* Begin The records *

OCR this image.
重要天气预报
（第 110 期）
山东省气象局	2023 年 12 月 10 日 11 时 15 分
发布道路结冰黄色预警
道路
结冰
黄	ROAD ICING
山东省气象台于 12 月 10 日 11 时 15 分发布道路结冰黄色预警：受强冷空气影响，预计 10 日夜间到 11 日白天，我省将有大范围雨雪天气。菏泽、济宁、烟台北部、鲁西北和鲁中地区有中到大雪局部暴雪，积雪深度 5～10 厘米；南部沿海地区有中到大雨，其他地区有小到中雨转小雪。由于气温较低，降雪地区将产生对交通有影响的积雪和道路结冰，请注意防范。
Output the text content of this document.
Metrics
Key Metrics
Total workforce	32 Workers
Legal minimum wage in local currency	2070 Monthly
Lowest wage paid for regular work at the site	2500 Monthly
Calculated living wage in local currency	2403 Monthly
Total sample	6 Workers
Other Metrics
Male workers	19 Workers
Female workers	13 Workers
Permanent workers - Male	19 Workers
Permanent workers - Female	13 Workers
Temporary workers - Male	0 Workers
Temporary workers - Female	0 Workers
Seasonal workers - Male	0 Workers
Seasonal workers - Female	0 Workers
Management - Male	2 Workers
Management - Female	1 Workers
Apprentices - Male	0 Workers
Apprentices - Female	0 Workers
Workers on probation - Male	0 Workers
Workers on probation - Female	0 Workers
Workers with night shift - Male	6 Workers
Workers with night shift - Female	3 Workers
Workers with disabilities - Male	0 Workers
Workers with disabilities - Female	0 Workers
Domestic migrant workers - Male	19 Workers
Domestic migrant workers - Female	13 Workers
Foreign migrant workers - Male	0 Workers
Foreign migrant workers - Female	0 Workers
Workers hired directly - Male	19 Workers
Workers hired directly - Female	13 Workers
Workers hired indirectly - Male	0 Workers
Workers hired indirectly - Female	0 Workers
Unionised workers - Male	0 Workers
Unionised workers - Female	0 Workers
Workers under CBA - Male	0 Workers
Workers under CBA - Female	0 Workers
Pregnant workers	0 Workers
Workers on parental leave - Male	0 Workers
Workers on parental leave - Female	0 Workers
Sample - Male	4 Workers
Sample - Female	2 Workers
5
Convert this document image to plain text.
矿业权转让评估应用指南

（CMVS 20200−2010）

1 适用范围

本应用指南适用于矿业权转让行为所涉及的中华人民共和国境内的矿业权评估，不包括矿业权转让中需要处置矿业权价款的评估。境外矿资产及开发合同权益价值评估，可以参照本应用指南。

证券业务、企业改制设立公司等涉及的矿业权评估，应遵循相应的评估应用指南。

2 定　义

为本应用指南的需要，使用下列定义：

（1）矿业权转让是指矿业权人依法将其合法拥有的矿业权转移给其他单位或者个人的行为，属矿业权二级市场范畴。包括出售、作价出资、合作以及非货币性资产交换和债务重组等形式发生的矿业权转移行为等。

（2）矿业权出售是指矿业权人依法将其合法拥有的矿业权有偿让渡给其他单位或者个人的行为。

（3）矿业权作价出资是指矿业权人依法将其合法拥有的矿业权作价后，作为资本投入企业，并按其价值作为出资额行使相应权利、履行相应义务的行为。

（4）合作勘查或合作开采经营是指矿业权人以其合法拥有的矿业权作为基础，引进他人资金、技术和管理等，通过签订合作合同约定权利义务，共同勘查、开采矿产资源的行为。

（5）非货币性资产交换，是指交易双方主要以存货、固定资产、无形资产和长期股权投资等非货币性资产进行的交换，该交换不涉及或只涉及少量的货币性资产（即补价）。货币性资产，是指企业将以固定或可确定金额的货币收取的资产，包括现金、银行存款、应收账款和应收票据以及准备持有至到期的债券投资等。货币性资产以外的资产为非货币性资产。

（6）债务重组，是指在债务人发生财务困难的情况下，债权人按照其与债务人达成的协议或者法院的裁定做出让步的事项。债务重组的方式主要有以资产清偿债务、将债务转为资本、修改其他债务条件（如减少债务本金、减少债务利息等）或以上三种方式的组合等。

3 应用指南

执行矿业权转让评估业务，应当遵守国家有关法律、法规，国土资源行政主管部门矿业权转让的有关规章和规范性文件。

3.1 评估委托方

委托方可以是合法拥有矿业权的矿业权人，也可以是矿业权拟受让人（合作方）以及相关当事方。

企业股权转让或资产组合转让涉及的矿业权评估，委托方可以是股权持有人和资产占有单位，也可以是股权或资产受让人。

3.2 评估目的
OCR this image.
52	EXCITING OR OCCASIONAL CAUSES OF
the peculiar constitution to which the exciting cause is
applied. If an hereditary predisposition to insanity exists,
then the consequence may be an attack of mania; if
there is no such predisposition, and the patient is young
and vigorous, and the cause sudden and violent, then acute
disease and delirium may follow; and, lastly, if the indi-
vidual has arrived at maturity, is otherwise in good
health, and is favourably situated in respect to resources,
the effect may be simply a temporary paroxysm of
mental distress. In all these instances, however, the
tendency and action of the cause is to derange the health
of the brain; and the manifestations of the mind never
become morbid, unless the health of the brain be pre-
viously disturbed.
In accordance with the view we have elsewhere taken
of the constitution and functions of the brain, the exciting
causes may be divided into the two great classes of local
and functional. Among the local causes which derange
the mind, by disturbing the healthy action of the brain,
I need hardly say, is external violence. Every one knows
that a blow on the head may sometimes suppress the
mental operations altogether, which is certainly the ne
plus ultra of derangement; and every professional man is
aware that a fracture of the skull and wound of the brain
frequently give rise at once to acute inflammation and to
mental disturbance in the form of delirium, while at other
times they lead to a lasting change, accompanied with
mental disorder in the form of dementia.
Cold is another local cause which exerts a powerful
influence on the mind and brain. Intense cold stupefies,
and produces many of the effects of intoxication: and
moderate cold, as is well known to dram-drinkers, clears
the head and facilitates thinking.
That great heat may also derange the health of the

* End The records *

**Exercise details**:
Wherever "head" shows up in a line, copy that line.

**Correct result**:
that a blow on the head may sometimes suppress the
the head and facilitates thinking.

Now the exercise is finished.